Find the string "title" in the records. Copy every line it appears in.

### [Data for this task]
** Start **
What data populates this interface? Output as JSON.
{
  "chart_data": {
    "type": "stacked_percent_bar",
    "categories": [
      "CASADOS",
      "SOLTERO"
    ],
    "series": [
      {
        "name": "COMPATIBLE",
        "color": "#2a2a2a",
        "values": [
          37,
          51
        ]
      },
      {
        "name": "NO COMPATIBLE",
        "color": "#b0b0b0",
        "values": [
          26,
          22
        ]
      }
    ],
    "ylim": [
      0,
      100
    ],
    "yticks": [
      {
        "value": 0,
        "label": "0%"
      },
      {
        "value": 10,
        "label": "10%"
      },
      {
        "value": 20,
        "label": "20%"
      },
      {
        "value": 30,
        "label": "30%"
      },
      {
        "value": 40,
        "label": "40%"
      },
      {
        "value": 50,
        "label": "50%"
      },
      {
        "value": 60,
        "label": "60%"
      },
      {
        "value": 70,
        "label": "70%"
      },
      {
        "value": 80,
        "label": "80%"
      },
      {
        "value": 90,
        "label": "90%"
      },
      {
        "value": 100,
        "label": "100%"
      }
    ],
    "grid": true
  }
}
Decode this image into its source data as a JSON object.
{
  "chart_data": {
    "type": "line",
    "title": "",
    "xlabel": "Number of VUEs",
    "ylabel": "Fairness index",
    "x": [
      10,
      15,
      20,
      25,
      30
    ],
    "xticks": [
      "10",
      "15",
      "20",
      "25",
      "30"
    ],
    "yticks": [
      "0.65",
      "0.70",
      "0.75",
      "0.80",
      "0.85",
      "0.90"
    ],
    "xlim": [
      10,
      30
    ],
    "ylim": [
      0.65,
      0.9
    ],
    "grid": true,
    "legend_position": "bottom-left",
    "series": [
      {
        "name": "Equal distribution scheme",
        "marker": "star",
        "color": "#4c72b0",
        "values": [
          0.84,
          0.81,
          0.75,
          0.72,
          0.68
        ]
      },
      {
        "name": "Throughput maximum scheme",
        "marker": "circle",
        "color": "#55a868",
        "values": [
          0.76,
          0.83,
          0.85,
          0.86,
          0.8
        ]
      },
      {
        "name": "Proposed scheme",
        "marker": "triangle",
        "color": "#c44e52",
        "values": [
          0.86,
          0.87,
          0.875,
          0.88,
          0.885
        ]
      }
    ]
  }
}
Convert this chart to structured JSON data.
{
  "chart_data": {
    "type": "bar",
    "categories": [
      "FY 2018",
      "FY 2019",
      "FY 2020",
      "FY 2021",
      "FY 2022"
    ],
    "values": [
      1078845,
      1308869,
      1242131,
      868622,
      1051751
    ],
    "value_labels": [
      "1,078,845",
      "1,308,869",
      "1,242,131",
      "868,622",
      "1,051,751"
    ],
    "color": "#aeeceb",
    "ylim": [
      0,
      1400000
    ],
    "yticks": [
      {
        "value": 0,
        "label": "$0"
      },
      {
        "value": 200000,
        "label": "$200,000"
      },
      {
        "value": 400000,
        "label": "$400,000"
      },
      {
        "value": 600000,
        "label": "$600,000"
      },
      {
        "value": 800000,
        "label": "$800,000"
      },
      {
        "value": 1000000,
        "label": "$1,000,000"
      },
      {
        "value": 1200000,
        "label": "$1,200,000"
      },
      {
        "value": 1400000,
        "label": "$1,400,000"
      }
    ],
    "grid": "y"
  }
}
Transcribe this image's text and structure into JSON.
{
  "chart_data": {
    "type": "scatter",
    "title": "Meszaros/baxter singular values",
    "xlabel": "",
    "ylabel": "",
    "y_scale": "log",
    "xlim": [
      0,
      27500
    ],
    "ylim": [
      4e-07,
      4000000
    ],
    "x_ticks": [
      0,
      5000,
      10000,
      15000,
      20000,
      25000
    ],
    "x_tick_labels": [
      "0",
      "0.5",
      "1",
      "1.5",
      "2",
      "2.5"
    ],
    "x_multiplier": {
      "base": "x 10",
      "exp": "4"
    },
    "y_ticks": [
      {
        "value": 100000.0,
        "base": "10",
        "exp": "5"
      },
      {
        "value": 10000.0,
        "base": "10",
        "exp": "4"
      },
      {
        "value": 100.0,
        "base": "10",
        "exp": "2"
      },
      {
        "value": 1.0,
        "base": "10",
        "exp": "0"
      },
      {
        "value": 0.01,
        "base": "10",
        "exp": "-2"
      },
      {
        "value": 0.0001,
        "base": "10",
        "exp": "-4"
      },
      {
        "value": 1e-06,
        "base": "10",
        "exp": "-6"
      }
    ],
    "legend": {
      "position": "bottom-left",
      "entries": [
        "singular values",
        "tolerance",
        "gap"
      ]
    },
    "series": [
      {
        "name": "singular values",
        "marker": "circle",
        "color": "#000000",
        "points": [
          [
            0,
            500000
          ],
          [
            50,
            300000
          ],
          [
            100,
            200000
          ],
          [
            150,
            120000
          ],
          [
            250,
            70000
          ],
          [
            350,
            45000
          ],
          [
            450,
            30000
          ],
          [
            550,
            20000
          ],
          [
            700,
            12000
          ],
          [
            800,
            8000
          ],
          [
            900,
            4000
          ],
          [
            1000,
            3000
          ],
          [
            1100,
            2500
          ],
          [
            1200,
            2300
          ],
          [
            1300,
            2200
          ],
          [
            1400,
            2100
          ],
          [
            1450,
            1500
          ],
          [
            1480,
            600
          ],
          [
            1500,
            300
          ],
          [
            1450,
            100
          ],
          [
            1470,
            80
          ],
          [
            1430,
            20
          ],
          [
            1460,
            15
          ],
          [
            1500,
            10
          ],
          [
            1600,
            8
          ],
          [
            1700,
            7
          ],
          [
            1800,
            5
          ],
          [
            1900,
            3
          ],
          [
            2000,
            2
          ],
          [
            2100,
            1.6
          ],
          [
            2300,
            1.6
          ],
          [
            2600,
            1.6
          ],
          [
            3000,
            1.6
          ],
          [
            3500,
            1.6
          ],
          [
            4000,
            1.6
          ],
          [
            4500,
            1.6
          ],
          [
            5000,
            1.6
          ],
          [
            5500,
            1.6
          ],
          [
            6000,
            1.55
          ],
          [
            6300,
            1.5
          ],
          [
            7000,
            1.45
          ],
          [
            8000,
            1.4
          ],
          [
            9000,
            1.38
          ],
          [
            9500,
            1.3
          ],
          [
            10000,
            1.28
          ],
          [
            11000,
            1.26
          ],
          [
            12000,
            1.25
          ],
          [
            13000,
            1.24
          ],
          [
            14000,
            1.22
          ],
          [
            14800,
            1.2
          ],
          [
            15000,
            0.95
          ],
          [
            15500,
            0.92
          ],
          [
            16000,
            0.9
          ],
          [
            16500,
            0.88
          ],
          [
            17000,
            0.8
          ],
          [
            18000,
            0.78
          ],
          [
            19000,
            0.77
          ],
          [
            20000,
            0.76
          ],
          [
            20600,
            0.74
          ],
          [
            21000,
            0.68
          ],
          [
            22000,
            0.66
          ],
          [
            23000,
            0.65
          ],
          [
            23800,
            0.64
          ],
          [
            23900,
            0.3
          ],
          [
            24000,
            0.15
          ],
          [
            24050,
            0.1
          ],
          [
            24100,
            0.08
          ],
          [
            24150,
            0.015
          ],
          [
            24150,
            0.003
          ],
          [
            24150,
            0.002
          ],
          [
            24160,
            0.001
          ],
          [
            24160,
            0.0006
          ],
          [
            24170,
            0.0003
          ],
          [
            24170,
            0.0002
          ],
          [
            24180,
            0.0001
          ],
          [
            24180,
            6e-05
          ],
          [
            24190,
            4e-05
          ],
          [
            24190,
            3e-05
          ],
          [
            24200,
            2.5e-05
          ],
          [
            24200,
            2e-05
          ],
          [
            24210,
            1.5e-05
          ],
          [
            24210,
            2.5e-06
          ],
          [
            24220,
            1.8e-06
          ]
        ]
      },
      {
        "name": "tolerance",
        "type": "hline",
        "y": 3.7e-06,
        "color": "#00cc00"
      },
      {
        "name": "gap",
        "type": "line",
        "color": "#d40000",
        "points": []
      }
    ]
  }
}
** End **
### [Complete answer]
    "title": "",
    "title": "Meszaros/baxter singular values",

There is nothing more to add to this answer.